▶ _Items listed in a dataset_
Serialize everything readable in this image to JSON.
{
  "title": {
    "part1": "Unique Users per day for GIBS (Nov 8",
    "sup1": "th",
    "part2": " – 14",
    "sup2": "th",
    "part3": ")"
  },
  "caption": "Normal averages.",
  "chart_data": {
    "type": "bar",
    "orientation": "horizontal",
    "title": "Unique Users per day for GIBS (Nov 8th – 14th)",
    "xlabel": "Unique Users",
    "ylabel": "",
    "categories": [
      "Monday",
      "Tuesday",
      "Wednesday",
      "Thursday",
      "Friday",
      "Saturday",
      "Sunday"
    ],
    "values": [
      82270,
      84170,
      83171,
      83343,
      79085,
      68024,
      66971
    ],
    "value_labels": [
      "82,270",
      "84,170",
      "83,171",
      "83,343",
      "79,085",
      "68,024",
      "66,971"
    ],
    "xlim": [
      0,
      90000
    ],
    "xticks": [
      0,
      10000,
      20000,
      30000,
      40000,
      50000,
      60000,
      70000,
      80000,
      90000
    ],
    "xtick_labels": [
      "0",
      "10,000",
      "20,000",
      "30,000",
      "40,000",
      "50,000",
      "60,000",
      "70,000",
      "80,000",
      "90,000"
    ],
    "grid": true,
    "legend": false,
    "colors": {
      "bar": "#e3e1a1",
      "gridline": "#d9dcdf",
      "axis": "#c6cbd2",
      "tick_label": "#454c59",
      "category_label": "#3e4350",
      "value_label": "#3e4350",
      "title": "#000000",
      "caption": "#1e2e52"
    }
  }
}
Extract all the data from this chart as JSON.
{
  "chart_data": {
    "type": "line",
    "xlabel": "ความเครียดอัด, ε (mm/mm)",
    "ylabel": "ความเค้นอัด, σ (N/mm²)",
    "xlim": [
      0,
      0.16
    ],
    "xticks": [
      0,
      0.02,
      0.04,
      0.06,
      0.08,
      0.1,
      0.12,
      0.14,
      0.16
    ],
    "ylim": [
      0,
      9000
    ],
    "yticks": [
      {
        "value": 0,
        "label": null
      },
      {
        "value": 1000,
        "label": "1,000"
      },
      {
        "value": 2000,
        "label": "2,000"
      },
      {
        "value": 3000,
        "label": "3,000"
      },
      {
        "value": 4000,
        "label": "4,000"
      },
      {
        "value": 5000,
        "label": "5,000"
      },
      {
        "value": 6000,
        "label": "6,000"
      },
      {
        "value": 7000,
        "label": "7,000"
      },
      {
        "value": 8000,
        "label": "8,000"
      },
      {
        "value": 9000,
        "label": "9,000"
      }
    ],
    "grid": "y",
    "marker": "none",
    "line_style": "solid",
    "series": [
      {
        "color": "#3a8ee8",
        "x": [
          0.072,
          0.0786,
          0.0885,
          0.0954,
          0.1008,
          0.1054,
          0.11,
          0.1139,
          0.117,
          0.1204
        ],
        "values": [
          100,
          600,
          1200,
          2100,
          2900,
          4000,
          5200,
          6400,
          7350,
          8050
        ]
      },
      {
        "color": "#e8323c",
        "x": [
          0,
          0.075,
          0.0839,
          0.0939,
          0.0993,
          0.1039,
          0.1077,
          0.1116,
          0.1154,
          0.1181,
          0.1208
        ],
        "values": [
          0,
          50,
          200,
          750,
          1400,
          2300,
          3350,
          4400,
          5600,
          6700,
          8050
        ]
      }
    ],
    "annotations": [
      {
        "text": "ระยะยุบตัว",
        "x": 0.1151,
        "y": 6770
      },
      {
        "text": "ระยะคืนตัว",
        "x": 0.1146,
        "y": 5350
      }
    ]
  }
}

▶ _EXERCISE OBJECTIVE_
Using the data above, copy each line that contains "caption".

▶ _THE OUTPUT_
  "caption": "Normal averages.",
      "caption": "#1e2e52"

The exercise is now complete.